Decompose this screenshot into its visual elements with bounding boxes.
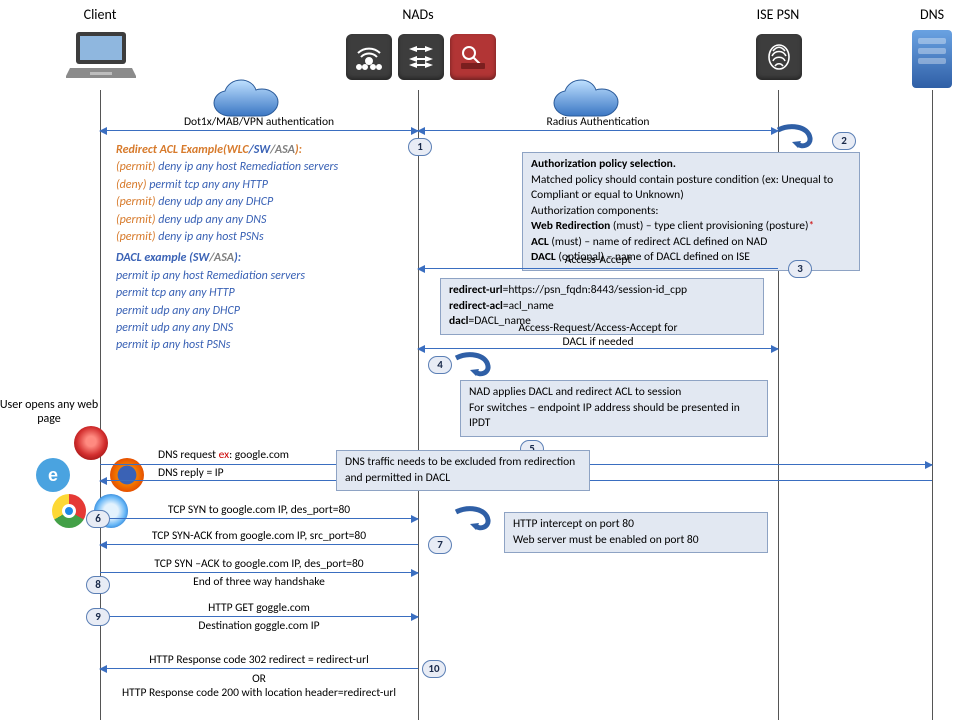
arrow-label: TCP SYN-ACK from google.com IP, src_port…	[100, 529, 418, 543]
redirect-acl-header: Redirect ACL Example(WLC/SW/ASA):	[116, 142, 406, 159]
acl-row: (permit) deny ip any host Remediation se…	[116, 159, 406, 176]
server-icon	[912, 30, 952, 88]
arrow-label: Destination goggle.com IP	[100, 619, 418, 633]
step-badge-2: 2	[832, 132, 856, 150]
dacl-row: permit ip any host PSNs	[116, 337, 406, 354]
arrow-access-accept: Access-Accept	[418, 268, 778, 269]
acl-row: (permit) deny udp any any DHCP	[116, 194, 406, 211]
arrow-label-or: OR	[100, 672, 418, 686]
chrome-icon	[52, 494, 86, 528]
lifeline-dns	[932, 90, 933, 720]
arrow-label: TCP SYN to google.com IP, des_port=80	[100, 503, 418, 517]
note-nad-apply: NAD applies DACL and redirect ACL to ses…	[460, 380, 768, 437]
arrow-tcp-synack: TCP SYN-ACK from google.com IP, src_port…	[100, 544, 418, 545]
fingerprint-icon	[756, 34, 802, 80]
arrow-label: TCP SYN –ACK to google.com IP, des_port=…	[100, 557, 418, 571]
arrow-label: HTTP Response code 302 redirect = redire…	[100, 653, 418, 667]
note-line: redirect-acl=acl_name	[449, 299, 755, 315]
arrow-label: Access-Request/Access-Accept for DACL if…	[418, 321, 778, 349]
actor-client-label: Client	[70, 6, 130, 23]
user-opens-page-label: User opens any web page	[0, 398, 104, 426]
arrow-label: DNS request ex: google.com	[158, 448, 289, 462]
redirect-acl-block: Redirect ACL Example(WLC/SW/ASA): (permi…	[116, 142, 406, 355]
self-loop-icon	[454, 508, 494, 530]
actor-dns-label: DNS	[908, 6, 956, 23]
dacl-row: permit tcp any any HTTP	[116, 285, 406, 302]
arrow-http-response: HTTP Response code 302 redirect = redire…	[100, 668, 418, 669]
arrow-tcp-syn: TCP SYN to google.com IP, des_port=80	[100, 518, 418, 519]
arrow-label: Dot1x/MAB/VPN authentication	[100, 115, 418, 129]
opera-icon	[74, 426, 108, 460]
arrow-label: HTTP Response code 200 with location hea…	[100, 686, 418, 700]
arrow-label: Access-Accept	[418, 253, 778, 267]
wireless-controller-icon	[346, 34, 392, 80]
switch-icon	[398, 34, 444, 80]
laptop-icon	[66, 28, 136, 82]
dacl-row: permit udp any any DNS	[116, 320, 406, 337]
step-badge-4: 4	[428, 356, 452, 374]
dacl-header: DACL example (SW/ASA):	[116, 250, 406, 267]
note-http-intercept: HTTP intercept on port 80 Web server mus…	[504, 512, 768, 553]
arrow-label: DNS reply = IP	[158, 466, 224, 480]
lifeline-nads	[418, 90, 419, 720]
arrow-dacl-request: Access-Request/Access-Accept for DACL if…	[418, 348, 778, 349]
arrow-radius-auth: Radius Authentication	[418, 130, 778, 131]
note-line: ACL (must) – name of redirect ACL define…	[531, 235, 851, 251]
self-loop-icon	[776, 126, 816, 148]
arrow-tcp-ack: TCP SYN –ACK to google.com IP, des_port=…	[100, 572, 418, 573]
acl-row: (permit) deny ip any host PSNs	[116, 229, 406, 246]
arrow-label: End of three way handshake	[100, 575, 418, 589]
note-line: redirect-url=https://psn_fqdn:8443/sessi…	[449, 283, 755, 299]
arrow-http-get: HTTP GET goggle.com Destination goggle.c…	[100, 616, 418, 617]
note-line: Matched policy should contain posture co…	[531, 173, 851, 204]
actor-nads-label: NADs	[390, 6, 446, 23]
step-badge-1: 1	[408, 138, 432, 156]
acl-row: (deny) permit tcp any any HTTP	[116, 177, 406, 194]
actor-isepsn-label: ISE PSN	[744, 6, 812, 23]
step-badge-8: 8	[86, 576, 110, 594]
firewall-icon	[450, 34, 496, 80]
dacl-row: permit ip any host Remediation servers	[116, 268, 406, 285]
dacl-row: permit udp any any DHCP	[116, 303, 406, 320]
acl-row: (permit) deny udp any any DNS	[116, 212, 406, 229]
note-line: Web Redirection (must) – type client pro…	[531, 219, 851, 235]
note-dns-exclude: DNS traffic needs to be excluded from re…	[336, 450, 590, 491]
step-badge-7: 7	[428, 536, 452, 554]
arrow-label: Radius Authentication	[418, 115, 778, 129]
self-loop-icon	[454, 354, 494, 376]
arrow-label: HTTP GET goggle.com	[100, 601, 418, 615]
step-badge-10: 10	[422, 660, 446, 678]
step-badge-3: 3	[788, 260, 812, 278]
ie-icon	[36, 458, 70, 492]
note-title: Authorization policy selection.	[531, 157, 851, 173]
step-badge-6: 6	[86, 510, 110, 528]
note-line: Authorization components:	[531, 204, 851, 220]
arrow-dot1x-auth: Dot1x/MAB/VPN authentication	[100, 130, 418, 131]
step-badge-9: 9	[86, 608, 110, 626]
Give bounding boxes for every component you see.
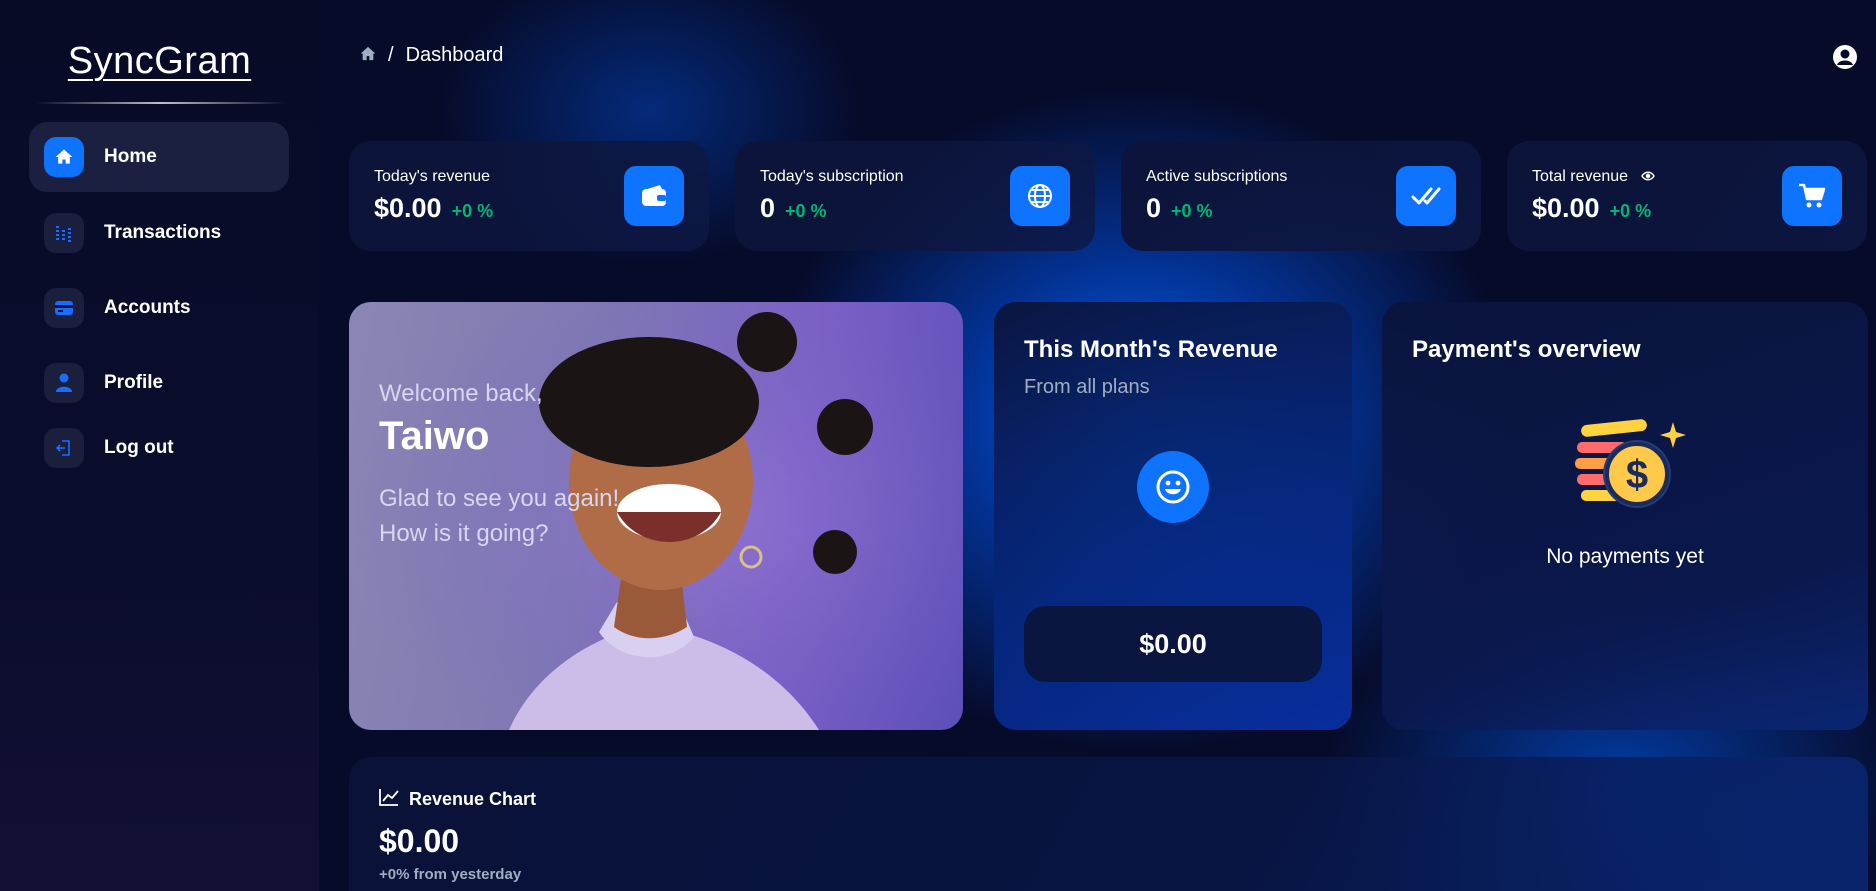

++++++++++

> _What you need to do_: Can you give the rows above again, switching every "google.com" to "example.com" and changing nothing else, with the pictures left out?

> _Expected answer_:
Decompose this screenshot into its visual elements with bounding boxes.
arrow-label: TCP SYN-ACK from example.com IP, src_port…	[100, 529, 418, 543]
redirect-acl-header: Redirect ACL Example(WLC/SW/ASA):	[116, 142, 406, 159]
acl-row: (permit) deny ip any host Remediation se…	[116, 159, 406, 176]
server-icon	[912, 30, 952, 88]
arrow-label: Destination goggle.com IP	[100, 619, 418, 633]
step-badge-2: 2	[832, 132, 856, 150]
dacl-row: permit ip any host PSNs	[116, 337, 406, 354]
arrow-access-accept: Access-Accept	[418, 268, 778, 269]
acl-row: (permit) deny udp any any DHCP	[116, 194, 406, 211]
arrow-label-or: OR	[100, 672, 418, 686]
chrome-icon	[52, 494, 86, 528]
lifeline-dns	[932, 90, 933, 720]
arrow-label: TCP SYN to example.com IP, des_port=80	[100, 503, 418, 517]
note-nad-apply: NAD applies DACL and redirect ACL to ses…	[460, 380, 768, 437]
arrow-tcp-synack: TCP SYN-ACK from example.com IP, src_port…	[100, 544, 418, 545]
fingerprint-icon	[756, 34, 802, 80]
arrow-label: TCP SYN –ACK to example.com IP, des_port=…	[100, 557, 418, 571]
arrow-label: HTTP Response code 302 redirect = redire…	[100, 653, 418, 667]
note-line: redirect-acl=acl_name	[449, 299, 755, 315]
arrow-label: Access-Request/Access-Accept for DACL if…	[418, 321, 778, 349]
actor-client-label: Client	[70, 6, 130, 23]
user-opens-page-label: User opens any web page	[0, 398, 104, 426]
arrow-label: DNS request ex: example.com	[158, 448, 289, 462]
redirect-acl-block: Redirect ACL Example(WLC/SW/ASA): (permi…	[116, 142, 406, 355]
self-loop-icon	[454, 508, 494, 530]
actor-dns-label: DNS	[908, 6, 956, 23]
dacl-row: permit tcp any any HTTP	[116, 285, 406, 302]
arrow-http-response: HTTP Response code 302 redirect = redire…	[100, 668, 418, 669]
arrow-tcp-syn: TCP SYN to example.com IP, des_port=80	[100, 518, 418, 519]
arrow-label: Dot1x/MAB/VPN authentication	[100, 115, 418, 129]
opera-icon	[74, 426, 108, 460]
arrow-label: HTTP Response code 200 with location hea…	[100, 686, 418, 700]
arrow-label: Access-Accept	[418, 253, 778, 267]
wireless-controller-icon	[346, 34, 392, 80]
switch-icon	[398, 34, 444, 80]
laptop-icon	[66, 28, 136, 82]
dacl-row: permit udp any any DNS	[116, 320, 406, 337]
step-badge-4: 4	[428, 356, 452, 374]
dacl-header: DACL example (SW/ASA):	[116, 250, 406, 267]
note-http-intercept: HTTP intercept on port 80 Web server mus…	[504, 512, 768, 553]
arrow-label: DNS reply = IP	[158, 466, 224, 480]
lifeline-nads	[418, 90, 419, 720]
arrow-dacl-request: Access-Request/Access-Accept for DACL if…	[418, 348, 778, 349]
arrow-radius-auth: Radius Authentication	[418, 130, 778, 131]
note-line: ACL (must) – name of redirect ACL define…	[531, 235, 851, 251]
self-loop-icon	[776, 126, 816, 148]
arrow-tcp-ack: TCP SYN –ACK to example.com IP, des_port=…	[100, 572, 418, 573]
acl-row: (permit) deny ip any host PSNs	[116, 229, 406, 246]
arrow-label: End of three way handshake	[100, 575, 418, 589]
note-line: redirect-url=https://psn_fqdn:8443/sessi…	[449, 283, 755, 299]
arrow-http-get: HTTP GET goggle.com Destination goggle.c…	[100, 616, 418, 617]
note-line: Matched policy should contain posture co…	[531, 173, 851, 204]
actor-nads-label: NADs	[390, 6, 446, 23]
step-badge-1: 1	[408, 138, 432, 156]
acl-row: (deny) permit tcp any any HTTP	[116, 177, 406, 194]
actor-isepsn-label: ISE PSN	[744, 6, 812, 23]
step-badge-8: 8	[86, 576, 110, 594]
firewall-icon	[450, 34, 496, 80]
dacl-row: permit ip any host Remediation servers	[116, 268, 406, 285]
dacl-row: permit udp any any DHCP	[116, 303, 406, 320]
acl-row: (permit) deny udp any any DNS	[116, 212, 406, 229]
note-line: Web Redirection (must) – type client pro…	[531, 219, 851, 235]
note-dns-exclude: DNS traffic needs to be excluded from re…	[336, 450, 590, 491]
step-badge-7: 7	[428, 536, 452, 554]
arrow-label: Radius Authentication	[418, 115, 778, 129]
self-loop-icon	[454, 354, 494, 376]
arrow-label: HTTP GET goggle.com	[100, 601, 418, 615]
step-badge-10: 10	[422, 660, 446, 678]
step-badge-3: 3	[788, 260, 812, 278]
ie-icon	[36, 458, 70, 492]
note-title: Authorization policy selection.	[531, 157, 851, 173]
step-badge-6: 6	[86, 510, 110, 528]
note-line: Authorization components:	[531, 204, 851, 220]
arrow-dot1x-auth: Dot1x/MAB/VPN authentication	[100, 130, 418, 131]
step-badge-9: 9	[86, 608, 110, 626]
Give bounding boxes for every component you see.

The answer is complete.